━━━━━ Input data
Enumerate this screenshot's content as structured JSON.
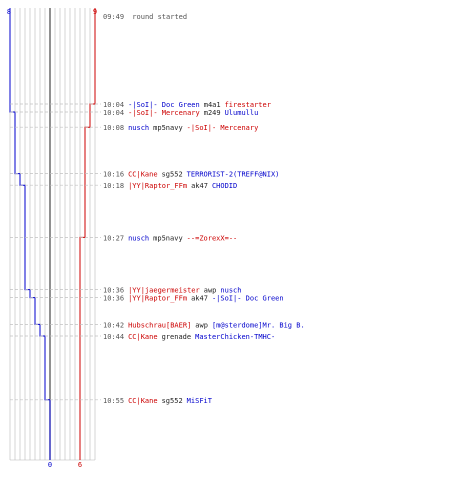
{
  "colors": {
    "blue": "#0000cc",
    "red": "#cc0000",
    "grid": "#b8b8b8",
    "center": "#555555",
    "dash": "#c0c0c0",
    "time": "#555555",
    "event": "#222222",
    "background": "#ffffff"
  },
  "scoreboard": {
    "blue_start": "8",
    "red_start": "9",
    "blue_end": "0",
    "red_end": "6"
  },
  "header_event": {
    "time": "09:49",
    "text": "round started"
  },
  "kills": [
    {
      "time": "10:04",
      "killer": "-|SoI|- Doc Green",
      "weapon": "m4a1",
      "victim": "firestarter",
      "killer_team": "blue",
      "victim_team": "red"
    },
    {
      "time": "10:04",
      "killer": "-|SoI|- Mercenary",
      "weapon": "m249",
      "victim": "Ulumullu",
      "killer_team": "red",
      "victim_team": "blue"
    },
    {
      "time": "10:08",
      "killer": "nusch",
      "weapon": "mp5navy",
      "victim": "-|SoI|- Mercenary",
      "killer_team": "blue",
      "victim_team": "red"
    },
    {
      "time": "10:16",
      "killer": "CC|Kane",
      "weapon": "sg552",
      "victim": "TERRORIST-2(TREFF@NIX)",
      "killer_team": "red",
      "victim_team": "blue"
    },
    {
      "time": "10:18",
      "killer": "|YY|Raptor_FFm",
      "weapon": "ak47",
      "victim": "CHODID",
      "killer_team": "red",
      "victim_team": "blue"
    },
    {
      "time": "10:27",
      "killer": "nusch",
      "weapon": "mp5navy",
      "victim": "--=ZorexX=--",
      "killer_team": "blue",
      "victim_team": "red"
    },
    {
      "time": "10:36",
      "killer": "|YY|jaegermeister",
      "weapon": "awp",
      "victim": "nusch",
      "killer_team": "red",
      "victim_team": "blue"
    },
    {
      "time": "10:36",
      "killer": "|YY|Raptor_FFm",
      "weapon": "ak47",
      "victim": "-|SoI|- Doc Green",
      "killer_team": "red",
      "victim_team": "blue"
    },
    {
      "time": "10:42",
      "killer": "Hubschrau[BAER]",
      "weapon": "awp",
      "victim": "[m@sterdome]Mr. Big B.",
      "killer_team": "red",
      "victim_team": "blue"
    },
    {
      "time": "10:44",
      "killer": "CC|Kane",
      "weapon": "grenade",
      "victim": "MasterChicken-TMHC-",
      "killer_team": "red",
      "victim_team": "blue"
    },
    {
      "time": "10:55",
      "killer": "CC|Kane",
      "weapon": "sg552",
      "victim": "MiSFiT",
      "killer_team": "red",
      "victim_team": "blue"
    }
  ]
}
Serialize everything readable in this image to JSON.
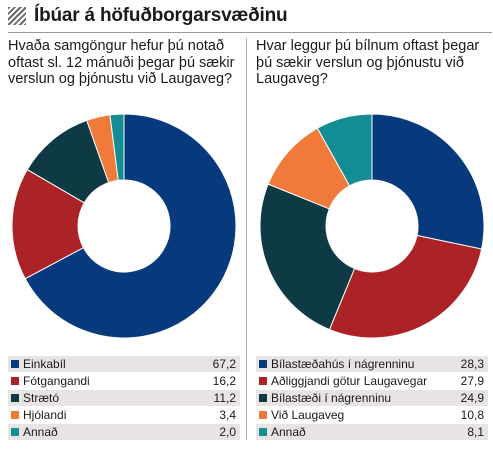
{
  "header": {
    "title": "Íbúar á höfuðborgarsvæðinu"
  },
  "chart_data": [
    {
      "type": "pie",
      "title": "Hvaða samgöngur hefur þú notað oftast sl. 12 mánuði þegar þú sækir verslun og þjónustu við Laugaveg?",
      "categories": [
        "Einkabíl",
        "Fótgangandi",
        "Strætó",
        "Hjólandi",
        "Annað"
      ],
      "values": [
        67.2,
        16.2,
        11.2,
        3.4,
        2.0
      ],
      "labels": [
        "67,2",
        "16,2",
        "11,2",
        "3,4",
        "2,0"
      ],
      "colors": [
        "#063a7c",
        "#ac2327",
        "#0d3a45",
        "#f07a3a",
        "#138c93"
      ],
      "donut": true,
      "legend": "bottom"
    },
    {
      "type": "pie",
      "title": "Hvar leggur þú bílnum oftast þegar þú sækir verslun og þjónustu við Laugaveg?",
      "categories": [
        "Bílastæðahús í nágrenninu",
        "Aðliggjandi götur Laugavegar",
        "Bílastæði í nágrenninu",
        "Við Laugaveg",
        "Annað"
      ],
      "values": [
        28.3,
        27.9,
        24.9,
        10.8,
        8.1
      ],
      "labels": [
        "28,3",
        "27,9",
        "24,9",
        "10,8",
        "8,1"
      ],
      "colors": [
        "#063a7c",
        "#ac2327",
        "#0d3a45",
        "#f07a3a",
        "#138c93"
      ],
      "donut": true,
      "legend": "bottom"
    }
  ]
}
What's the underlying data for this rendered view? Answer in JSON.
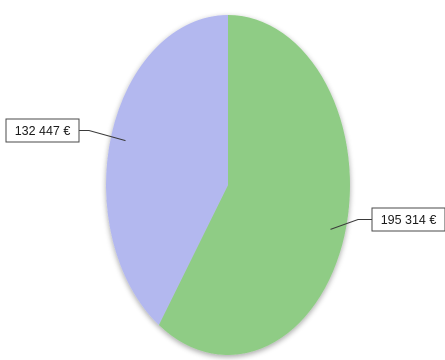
{
  "chart_data": {
    "type": "pie",
    "title": "",
    "slices": [
      {
        "value": 195314,
        "label": "195 314 €",
        "color": "#8fcc85"
      },
      {
        "value": 132447,
        "label": "132 447 €",
        "color": "#b3b8ef"
      }
    ],
    "legend": "none",
    "start_angle": "12 o'clock, clockwise"
  }
}
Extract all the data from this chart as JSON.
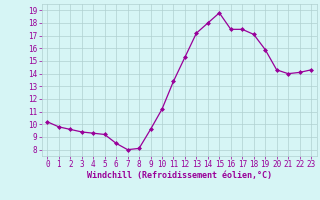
{
  "x": [
    0,
    1,
    2,
    3,
    4,
    5,
    6,
    7,
    8,
    9,
    10,
    11,
    12,
    13,
    14,
    15,
    16,
    17,
    18,
    19,
    20,
    21,
    22,
    23
  ],
  "y": [
    10.2,
    9.8,
    9.6,
    9.4,
    9.3,
    9.2,
    8.5,
    8.0,
    8.1,
    9.6,
    11.2,
    13.4,
    15.3,
    17.2,
    18.0,
    18.8,
    17.5,
    17.5,
    17.1,
    15.9,
    14.3,
    14.0,
    14.1,
    14.3
  ],
  "line_color": "#990099",
  "marker": "D",
  "marker_size": 2,
  "bg_color": "#d6f5f5",
  "grid_color": "#b0d0d0",
  "xlabel": "Windchill (Refroidissement éolien,°C)",
  "xlabel_color": "#990099",
  "tick_color": "#990099",
  "ylim_min": 7.5,
  "ylim_max": 19.5,
  "xlim_min": -0.5,
  "xlim_max": 23.5,
  "yticks": [
    8,
    9,
    10,
    11,
    12,
    13,
    14,
    15,
    16,
    17,
    18,
    19
  ],
  "xticks": [
    0,
    1,
    2,
    3,
    4,
    5,
    6,
    7,
    8,
    9,
    10,
    11,
    12,
    13,
    14,
    15,
    16,
    17,
    18,
    19,
    20,
    21,
    22,
    23
  ],
  "tick_fontsize": 5.5,
  "xlabel_fontsize": 6.0,
  "linewidth": 0.9
}
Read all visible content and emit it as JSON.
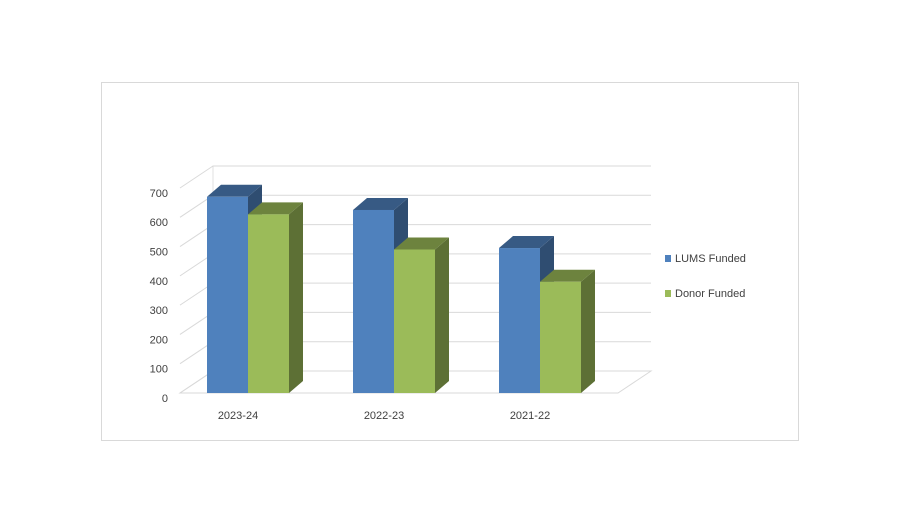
━━━━━━━━━━
Pull out all lines containing the word "title" from the entries above.

Answer to this problem:
    "title": "Íbúar á höfuðborgarsvæðinu"
      "title": "Hvaða samgöngur hefur þú notað oftast sl. 12 mánuði þegar þú sækir verslun og þjónustu við Laugaveg?",
      "title": "Hvar leggur þú bílnum oftast þegar þú sækir verslun og þjónustu við Laugaveg?",
    "title": "",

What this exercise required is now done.